[start Raw records]
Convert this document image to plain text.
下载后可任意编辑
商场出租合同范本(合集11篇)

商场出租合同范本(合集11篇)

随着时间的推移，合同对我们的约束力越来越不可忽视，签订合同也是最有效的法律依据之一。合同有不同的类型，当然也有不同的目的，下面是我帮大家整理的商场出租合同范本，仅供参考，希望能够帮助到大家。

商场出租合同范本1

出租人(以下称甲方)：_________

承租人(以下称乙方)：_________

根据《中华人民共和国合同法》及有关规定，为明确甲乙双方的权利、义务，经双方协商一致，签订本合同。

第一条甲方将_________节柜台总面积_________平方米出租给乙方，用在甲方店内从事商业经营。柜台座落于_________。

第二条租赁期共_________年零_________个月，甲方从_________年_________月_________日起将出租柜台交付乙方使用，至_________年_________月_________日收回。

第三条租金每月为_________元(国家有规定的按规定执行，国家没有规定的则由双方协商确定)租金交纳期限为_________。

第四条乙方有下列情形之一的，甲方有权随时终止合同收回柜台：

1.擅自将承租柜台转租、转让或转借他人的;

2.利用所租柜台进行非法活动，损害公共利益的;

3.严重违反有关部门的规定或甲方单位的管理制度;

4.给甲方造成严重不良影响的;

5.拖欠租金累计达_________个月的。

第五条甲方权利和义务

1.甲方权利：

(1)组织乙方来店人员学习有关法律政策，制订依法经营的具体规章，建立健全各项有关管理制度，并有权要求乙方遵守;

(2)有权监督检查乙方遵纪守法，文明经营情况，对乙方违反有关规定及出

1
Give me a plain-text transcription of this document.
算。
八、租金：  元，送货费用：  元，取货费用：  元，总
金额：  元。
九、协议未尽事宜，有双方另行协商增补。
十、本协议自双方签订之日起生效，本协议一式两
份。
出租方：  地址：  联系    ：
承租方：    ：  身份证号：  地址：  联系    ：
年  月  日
[end Raw records]
Given problem:
Would you quote, exactly and only, the lines from the one containing "Give me a plain-text" to the end of the entries?

Answer:
Give me a plain-text transcription of this document.
算。
八、租金：  元，送货费用：  元，取货费用：  元，总
金额：  元。
九、协议未尽事宜，有双方另行协商增补。
十、本协议自双方签订之日起生效，本协议一式两
份。
出租方：  地址：  联系    ：
承租方：    ：  身份证号：  地址：  联系    ：
年  月  日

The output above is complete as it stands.